Task requirements: Pick out each line of the records in which the word "Глобальный" appears.

━━━ Stored rows ━━━

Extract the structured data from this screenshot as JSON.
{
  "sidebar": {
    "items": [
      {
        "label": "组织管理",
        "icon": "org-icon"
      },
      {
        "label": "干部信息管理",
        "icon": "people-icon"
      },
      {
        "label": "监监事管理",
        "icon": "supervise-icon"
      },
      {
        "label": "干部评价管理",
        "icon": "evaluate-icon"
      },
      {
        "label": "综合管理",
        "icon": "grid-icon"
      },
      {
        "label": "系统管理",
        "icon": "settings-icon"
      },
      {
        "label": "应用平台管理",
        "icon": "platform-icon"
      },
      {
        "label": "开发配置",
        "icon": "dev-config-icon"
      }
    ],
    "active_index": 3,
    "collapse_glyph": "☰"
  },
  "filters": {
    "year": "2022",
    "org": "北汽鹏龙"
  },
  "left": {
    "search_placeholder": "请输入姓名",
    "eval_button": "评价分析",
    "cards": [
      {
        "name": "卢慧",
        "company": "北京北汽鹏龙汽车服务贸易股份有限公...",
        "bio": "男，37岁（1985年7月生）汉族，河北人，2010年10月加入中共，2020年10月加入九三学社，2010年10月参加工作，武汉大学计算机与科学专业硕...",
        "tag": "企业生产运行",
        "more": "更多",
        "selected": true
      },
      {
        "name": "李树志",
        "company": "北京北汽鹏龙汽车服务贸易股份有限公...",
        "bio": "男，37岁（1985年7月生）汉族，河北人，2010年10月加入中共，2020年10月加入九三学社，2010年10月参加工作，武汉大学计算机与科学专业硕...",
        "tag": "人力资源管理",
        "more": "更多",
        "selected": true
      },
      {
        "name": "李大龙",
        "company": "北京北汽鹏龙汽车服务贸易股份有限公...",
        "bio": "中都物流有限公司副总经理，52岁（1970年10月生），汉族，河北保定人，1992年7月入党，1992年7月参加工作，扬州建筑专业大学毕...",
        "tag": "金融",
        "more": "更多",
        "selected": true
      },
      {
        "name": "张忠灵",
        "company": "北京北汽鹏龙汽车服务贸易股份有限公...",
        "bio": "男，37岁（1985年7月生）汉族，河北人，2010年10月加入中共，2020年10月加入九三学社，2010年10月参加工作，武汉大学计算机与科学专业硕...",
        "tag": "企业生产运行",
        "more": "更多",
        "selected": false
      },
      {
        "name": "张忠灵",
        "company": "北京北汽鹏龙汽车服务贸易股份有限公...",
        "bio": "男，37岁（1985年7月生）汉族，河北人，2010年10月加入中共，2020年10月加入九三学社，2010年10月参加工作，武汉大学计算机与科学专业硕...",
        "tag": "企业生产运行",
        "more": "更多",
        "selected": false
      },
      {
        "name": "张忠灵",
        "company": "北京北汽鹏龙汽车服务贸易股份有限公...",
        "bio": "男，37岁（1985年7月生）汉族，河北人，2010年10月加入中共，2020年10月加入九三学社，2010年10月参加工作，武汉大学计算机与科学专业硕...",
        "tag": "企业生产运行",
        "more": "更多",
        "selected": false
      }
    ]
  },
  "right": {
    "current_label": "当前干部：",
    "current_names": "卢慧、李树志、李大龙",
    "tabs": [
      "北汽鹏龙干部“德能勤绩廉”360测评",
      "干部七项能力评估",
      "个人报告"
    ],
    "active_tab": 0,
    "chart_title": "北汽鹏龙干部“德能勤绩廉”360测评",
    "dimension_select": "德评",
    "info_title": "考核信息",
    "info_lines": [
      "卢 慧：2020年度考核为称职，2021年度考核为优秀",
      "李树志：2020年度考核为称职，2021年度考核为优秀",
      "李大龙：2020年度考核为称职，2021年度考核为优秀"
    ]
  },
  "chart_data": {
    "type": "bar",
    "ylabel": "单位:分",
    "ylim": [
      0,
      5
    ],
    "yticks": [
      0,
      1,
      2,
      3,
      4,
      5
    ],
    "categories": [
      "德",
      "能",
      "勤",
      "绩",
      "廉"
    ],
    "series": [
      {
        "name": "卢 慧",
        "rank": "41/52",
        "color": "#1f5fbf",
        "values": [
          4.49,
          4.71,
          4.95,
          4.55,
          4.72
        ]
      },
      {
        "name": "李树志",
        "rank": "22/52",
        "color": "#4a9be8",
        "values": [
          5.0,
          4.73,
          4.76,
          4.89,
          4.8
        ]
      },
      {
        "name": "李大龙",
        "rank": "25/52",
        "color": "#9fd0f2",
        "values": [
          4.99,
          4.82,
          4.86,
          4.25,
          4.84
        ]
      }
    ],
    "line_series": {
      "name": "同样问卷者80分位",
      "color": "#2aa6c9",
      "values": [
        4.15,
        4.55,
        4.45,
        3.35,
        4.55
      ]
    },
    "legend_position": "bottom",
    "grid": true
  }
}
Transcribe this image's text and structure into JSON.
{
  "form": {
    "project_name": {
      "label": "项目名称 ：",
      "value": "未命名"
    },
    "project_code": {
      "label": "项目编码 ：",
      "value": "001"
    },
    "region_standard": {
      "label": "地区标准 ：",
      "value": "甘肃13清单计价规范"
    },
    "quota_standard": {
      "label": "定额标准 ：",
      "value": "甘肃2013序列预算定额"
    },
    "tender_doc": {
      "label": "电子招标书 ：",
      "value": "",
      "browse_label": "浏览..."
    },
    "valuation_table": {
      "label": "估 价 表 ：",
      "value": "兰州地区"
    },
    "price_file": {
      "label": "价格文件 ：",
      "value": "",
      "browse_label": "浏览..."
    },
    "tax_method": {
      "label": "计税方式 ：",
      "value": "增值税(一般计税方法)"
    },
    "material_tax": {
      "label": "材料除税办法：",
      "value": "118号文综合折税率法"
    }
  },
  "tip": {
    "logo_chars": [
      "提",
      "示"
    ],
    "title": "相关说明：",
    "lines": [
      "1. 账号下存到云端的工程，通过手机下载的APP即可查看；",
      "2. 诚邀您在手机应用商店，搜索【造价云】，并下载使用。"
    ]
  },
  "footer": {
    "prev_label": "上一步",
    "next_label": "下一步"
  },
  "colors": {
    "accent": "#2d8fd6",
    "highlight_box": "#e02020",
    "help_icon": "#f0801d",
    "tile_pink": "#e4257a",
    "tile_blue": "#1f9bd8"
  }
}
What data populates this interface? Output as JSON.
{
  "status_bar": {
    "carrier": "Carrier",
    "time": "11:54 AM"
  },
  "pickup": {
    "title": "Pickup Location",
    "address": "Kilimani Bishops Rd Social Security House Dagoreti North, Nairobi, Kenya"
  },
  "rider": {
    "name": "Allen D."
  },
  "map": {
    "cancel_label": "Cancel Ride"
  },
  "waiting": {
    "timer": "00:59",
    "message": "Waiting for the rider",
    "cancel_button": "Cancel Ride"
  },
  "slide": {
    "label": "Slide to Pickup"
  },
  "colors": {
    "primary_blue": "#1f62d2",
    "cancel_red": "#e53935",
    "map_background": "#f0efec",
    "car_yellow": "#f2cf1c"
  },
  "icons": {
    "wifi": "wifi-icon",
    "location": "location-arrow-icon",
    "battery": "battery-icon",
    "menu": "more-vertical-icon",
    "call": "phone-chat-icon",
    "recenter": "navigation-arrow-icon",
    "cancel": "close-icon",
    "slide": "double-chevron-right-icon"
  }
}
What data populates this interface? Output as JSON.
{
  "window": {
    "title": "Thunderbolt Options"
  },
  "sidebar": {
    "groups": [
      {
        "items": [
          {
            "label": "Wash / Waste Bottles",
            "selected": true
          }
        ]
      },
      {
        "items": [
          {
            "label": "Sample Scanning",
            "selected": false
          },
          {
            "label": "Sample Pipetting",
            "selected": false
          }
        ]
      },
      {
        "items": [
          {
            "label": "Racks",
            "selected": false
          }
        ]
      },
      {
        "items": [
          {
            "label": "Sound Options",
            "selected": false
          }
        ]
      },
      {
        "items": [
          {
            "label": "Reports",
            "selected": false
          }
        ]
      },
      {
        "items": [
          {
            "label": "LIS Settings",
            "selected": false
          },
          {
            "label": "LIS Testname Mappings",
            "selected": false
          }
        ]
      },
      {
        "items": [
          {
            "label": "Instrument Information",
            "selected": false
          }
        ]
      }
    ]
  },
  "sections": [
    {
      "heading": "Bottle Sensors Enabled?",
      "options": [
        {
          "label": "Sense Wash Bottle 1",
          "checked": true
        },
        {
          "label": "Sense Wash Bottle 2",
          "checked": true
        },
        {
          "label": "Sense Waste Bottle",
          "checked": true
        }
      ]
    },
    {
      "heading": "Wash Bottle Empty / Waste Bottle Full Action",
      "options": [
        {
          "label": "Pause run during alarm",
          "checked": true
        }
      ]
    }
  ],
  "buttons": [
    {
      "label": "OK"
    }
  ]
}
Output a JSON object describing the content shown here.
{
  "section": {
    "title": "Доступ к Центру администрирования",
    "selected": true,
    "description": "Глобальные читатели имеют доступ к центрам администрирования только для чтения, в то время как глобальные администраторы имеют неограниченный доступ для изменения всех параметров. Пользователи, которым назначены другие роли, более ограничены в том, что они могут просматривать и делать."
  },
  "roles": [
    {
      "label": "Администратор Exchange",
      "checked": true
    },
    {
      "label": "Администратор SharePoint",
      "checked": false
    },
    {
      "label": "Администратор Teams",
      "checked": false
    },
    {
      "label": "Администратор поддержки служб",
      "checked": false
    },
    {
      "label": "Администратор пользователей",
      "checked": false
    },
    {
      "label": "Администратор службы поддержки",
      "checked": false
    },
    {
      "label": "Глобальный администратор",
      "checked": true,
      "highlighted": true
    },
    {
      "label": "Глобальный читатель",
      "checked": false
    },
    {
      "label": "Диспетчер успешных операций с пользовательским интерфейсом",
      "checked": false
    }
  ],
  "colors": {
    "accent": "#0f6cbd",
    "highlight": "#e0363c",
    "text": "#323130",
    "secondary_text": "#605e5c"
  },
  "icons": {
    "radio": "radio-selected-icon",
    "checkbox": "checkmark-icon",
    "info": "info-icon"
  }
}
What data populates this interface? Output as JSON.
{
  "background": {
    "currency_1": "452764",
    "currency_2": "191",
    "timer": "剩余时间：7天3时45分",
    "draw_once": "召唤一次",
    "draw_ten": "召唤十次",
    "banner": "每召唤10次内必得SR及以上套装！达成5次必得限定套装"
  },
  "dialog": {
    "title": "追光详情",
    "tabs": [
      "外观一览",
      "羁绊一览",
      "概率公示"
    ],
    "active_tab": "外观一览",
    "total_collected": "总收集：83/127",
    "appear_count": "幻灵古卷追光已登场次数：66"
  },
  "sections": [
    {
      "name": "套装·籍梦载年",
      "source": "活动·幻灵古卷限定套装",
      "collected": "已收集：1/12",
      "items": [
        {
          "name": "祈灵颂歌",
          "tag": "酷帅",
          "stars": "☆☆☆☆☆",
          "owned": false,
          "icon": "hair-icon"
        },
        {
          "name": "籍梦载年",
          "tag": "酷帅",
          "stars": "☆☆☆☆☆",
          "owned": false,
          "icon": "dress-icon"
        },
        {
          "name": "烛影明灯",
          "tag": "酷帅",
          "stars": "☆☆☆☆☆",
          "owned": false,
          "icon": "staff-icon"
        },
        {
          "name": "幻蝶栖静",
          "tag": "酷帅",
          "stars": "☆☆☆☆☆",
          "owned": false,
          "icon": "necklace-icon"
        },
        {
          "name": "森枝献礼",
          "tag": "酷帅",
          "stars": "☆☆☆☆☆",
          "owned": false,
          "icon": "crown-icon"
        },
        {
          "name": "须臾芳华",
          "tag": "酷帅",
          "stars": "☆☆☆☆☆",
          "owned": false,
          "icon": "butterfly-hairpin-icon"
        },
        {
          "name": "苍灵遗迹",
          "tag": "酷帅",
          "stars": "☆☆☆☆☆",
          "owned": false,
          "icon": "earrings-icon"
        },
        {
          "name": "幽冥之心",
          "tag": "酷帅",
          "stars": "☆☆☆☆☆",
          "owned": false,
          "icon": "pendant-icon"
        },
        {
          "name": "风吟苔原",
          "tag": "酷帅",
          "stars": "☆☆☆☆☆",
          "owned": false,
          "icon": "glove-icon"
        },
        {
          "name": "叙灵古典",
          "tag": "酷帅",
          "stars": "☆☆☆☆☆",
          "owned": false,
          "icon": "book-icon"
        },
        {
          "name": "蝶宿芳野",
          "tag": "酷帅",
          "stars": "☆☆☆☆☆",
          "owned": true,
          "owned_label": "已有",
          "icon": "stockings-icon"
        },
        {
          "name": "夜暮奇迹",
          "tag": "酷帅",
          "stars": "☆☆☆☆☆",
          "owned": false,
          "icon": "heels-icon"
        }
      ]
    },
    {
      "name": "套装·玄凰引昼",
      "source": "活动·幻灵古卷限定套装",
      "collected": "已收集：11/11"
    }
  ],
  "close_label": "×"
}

━━━

Exercise solution:
      "label": "Глобальный администратор",
      "label": "Глобальный читатель",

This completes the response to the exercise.